**PROBLEM STATEMENT**: In the records that follow, locate every line with "JSON" and extract it.

**AVAILABLE DATA**:
-----

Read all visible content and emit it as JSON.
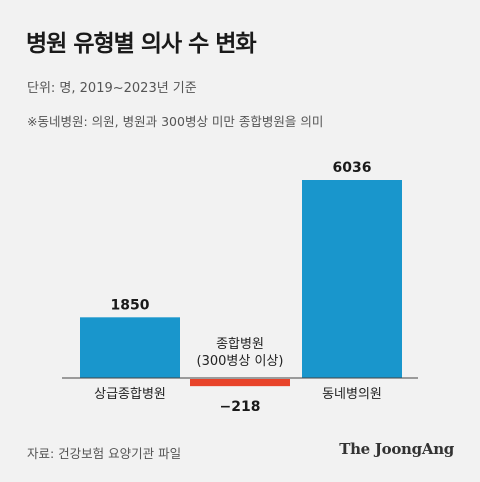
{
  "header": {
    "title": "병원 유형별 의사 수 변화",
    "subtitle": "단위: 명, 2019~2023년 기준",
    "note": "※동네병원: 의원, 병원과 300병상 미만 종합병원을 의미"
  },
  "footer": {
    "source": "자료: 건강보험 요양기관 파일",
    "logo": "The JoongAng"
  },
  "colors": {
    "positive": "#1996cc",
    "negative": "#e8432a",
    "axis": "#444444"
  },
  "chart_data": {
    "type": "bar",
    "categories": [
      "상급종합병원",
      "종합병원 (300병상 이상)",
      "동네병의원"
    ],
    "category_label_lines": [
      [
        "상급종합병원"
      ],
      [
        "종합병원",
        "(300병상 이상)"
      ],
      [
        "동네병의원"
      ]
    ],
    "values": [
      1850,
      -218,
      6036
    ],
    "value_labels": [
      "1850",
      "−218",
      "6036"
    ],
    "title": "병원 유형별 의사 수 변화",
    "xlabel": "",
    "ylabel": "",
    "grid": false,
    "legend": "none"
  }
}
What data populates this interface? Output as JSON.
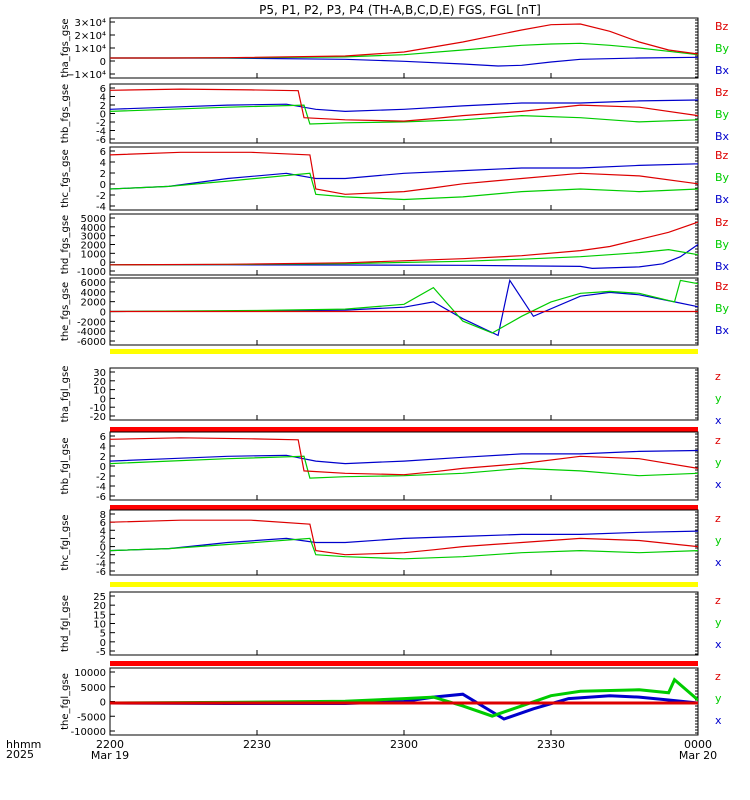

-----

**RESPONSE TO THIS TASK**:
Read all visible content and emit it as JSON.
What data populates this interface? Output as JSON.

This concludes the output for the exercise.